Work to complete
Reproduce every entry in the listing without alteration.

Provided records
####################
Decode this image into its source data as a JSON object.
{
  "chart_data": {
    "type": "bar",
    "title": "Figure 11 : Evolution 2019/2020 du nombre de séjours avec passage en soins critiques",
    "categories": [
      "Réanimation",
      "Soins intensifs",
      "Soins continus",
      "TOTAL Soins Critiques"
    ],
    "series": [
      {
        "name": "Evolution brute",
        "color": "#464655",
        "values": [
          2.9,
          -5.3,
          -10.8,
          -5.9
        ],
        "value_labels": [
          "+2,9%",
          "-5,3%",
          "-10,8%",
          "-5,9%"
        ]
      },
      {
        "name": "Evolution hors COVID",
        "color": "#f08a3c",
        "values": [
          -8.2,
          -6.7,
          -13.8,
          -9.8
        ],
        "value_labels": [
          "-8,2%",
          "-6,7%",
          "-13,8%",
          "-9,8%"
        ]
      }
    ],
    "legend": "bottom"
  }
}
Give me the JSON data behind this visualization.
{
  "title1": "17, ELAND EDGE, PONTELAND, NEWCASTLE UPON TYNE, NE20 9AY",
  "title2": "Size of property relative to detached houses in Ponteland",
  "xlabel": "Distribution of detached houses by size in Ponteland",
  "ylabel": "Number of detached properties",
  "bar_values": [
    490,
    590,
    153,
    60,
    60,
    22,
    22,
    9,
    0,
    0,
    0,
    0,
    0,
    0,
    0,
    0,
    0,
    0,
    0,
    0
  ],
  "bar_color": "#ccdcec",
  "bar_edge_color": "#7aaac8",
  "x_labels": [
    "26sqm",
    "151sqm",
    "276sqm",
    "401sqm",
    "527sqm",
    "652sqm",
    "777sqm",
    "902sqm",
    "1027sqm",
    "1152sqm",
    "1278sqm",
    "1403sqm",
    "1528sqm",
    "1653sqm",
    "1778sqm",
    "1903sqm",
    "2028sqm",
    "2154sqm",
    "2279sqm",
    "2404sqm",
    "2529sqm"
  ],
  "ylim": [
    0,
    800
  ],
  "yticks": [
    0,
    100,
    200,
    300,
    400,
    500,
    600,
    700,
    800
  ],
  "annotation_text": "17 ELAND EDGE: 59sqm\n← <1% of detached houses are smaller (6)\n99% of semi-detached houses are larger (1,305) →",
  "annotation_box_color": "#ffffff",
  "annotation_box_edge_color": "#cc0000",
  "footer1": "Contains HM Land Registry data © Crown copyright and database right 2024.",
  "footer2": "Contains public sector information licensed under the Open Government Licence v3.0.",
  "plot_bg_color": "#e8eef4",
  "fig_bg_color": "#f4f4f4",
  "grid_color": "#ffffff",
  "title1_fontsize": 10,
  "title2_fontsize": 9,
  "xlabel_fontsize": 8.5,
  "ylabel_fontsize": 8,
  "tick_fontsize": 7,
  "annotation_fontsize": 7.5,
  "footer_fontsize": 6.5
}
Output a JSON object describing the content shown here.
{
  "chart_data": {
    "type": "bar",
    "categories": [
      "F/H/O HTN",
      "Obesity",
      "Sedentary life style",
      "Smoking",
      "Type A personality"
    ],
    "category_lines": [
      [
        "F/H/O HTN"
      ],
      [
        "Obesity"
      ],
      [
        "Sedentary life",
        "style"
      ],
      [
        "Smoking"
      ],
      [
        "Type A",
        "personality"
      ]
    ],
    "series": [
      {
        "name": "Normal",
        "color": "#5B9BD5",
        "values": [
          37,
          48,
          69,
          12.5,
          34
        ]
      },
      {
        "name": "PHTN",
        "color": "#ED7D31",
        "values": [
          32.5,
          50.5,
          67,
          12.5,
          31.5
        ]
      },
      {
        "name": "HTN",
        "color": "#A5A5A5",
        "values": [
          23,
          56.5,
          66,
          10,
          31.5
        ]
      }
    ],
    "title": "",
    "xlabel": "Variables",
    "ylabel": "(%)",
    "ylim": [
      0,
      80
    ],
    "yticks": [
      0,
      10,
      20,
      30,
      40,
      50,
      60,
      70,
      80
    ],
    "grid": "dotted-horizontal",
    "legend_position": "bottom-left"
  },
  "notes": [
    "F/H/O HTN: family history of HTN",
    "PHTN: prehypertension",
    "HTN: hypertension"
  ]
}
####################
Finished task
Decode this image into its source data as a JSON object.
{
  "chart_data": {
    "type": "bar",
    "title": "Figure 11 : Evolution 2019/2020 du nombre de séjours avec passage en soins critiques",
    "categories": [
      "Réanimation",
      "Soins intensifs",
      "Soins continus",
      "TOTAL Soins Critiques"
    ],
    "series": [
      {
        "name": "Evolution brute",
        "color": "#464655",
        "values": [
          2.9,
          -5.3,
          -10.8,
          -5.9
        ],
        "value_labels": [
          "+2,9%",
          "-5,3%",
          "-10,8%",
          "-5,9%"
        ]
      },
      {
        "name": "Evolution hors COVID",
        "color": "#f08a3c",
        "values": [
          -8.2,
          -6.7,
          -13.8,
          -9.8
        ],
        "value_labels": [
          "-8,2%",
          "-6,7%",
          "-13,8%",
          "-9,8%"
        ]
      }
    ],
    "legend": "bottom"
  }
}
Give me the JSON data behind this visualization.
{
  "title1": "17, ELAND EDGE, PONTELAND, NEWCASTLE UPON TYNE, NE20 9AY",
  "title2": "Size of property relative to detached houses in Ponteland",
  "xlabel": "Distribution of detached houses by size in Ponteland",
  "ylabel": "Number of detached properties",
  "bar_values": [
    490,
    590,
    153,
    60,
    60,
    22,
    22,
    9,
    0,
    0,
    0,
    0,
    0,
    0,
    0,
    0,
    0,
    0,
    0,
    0
  ],
  "bar_color": "#ccdcec",
  "bar_edge_color": "#7aaac8",
  "x_labels": [
    "26sqm",
    "151sqm",
    "276sqm",
    "401sqm",
    "527sqm",
    "652sqm",
    "777sqm",
    "902sqm",
    "1027sqm",
    "1152sqm",
    "1278sqm",
    "1403sqm",
    "1528sqm",
    "1653sqm",
    "1778sqm",
    "1903sqm",
    "2028sqm",
    "2154sqm",
    "2279sqm",
    "2404sqm",
    "2529sqm"
  ],
  "ylim": [
    0,
    800
  ],
  "yticks": [
    0,
    100,
    200,
    300,
    400,
    500,
    600,
    700,
    800
  ],
  "annotation_text": "17 ELAND EDGE: 59sqm\n← <1% of detached houses are smaller (6)\n99% of semi-detached houses are larger (1,305) →",
  "annotation_box_color": "#ffffff",
  "annotation_box_edge_color": "#cc0000",
  "footer1": "Contains HM Land Registry data © Crown copyright and database right 2024.",
  "footer2": "Contains public sector information licensed under the Open Government Licence v3.0.",
  "plot_bg_color": "#e8eef4",
  "fig_bg_color": "#f4f4f4",
  "grid_color": "#ffffff",
  "title1_fontsize": 10,
  "title2_fontsize": 9,
  "xlabel_fontsize": 8.5,
  "ylabel_fontsize": 8,
  "tick_fontsize": 7,
  "annotation_fontsize": 7.5,
  "footer_fontsize": 6.5
}
Output a JSON object describing the content shown here.
{
  "chart_data": {
    "type": "bar",
    "categories": [
      "F/H/O HTN",
      "Obesity",
      "Sedentary life style",
      "Smoking",
      "Type A personality"
    ],
    "category_lines": [
      [
        "F/H/O HTN"
      ],
      [
        "Obesity"
      ],
      [
        "Sedentary life",
        "style"
      ],
      [
        "Smoking"
      ],
      [
        "Type A",
        "personality"
      ]
    ],
    "series": [
      {
        "name": "Normal",
        "color": "#5B9BD5",
        "values": [
          37,
          48,
          69,
          12.5,
          34
        ]
      },
      {
        "name": "PHTN",
        "color": "#ED7D31",
        "values": [
          32.5,
          50.5,
          67,
          12.5,
          31.5
        ]
      },
      {
        "name": "HTN",
        "color": "#A5A5A5",
        "values": [
          23,
          56.5,
          66,
          10,
          31.5
        ]
      }
    ],
    "title": "",
    "xlabel": "Variables",
    "ylabel": "(%)",
    "ylim": [
      0,
      80
    ],
    "yticks": [
      0,
      10,
      20,
      30,
      40,
      50,
      60,
      70,
      80
    ],
    "grid": "dotted-horizontal",
    "legend_position": "bottom-left"
  },
  "notes": [
    "F/H/O HTN: family history of HTN",
    "PHTN: prehypertension",
    "HTN: hypertension"
  ]
}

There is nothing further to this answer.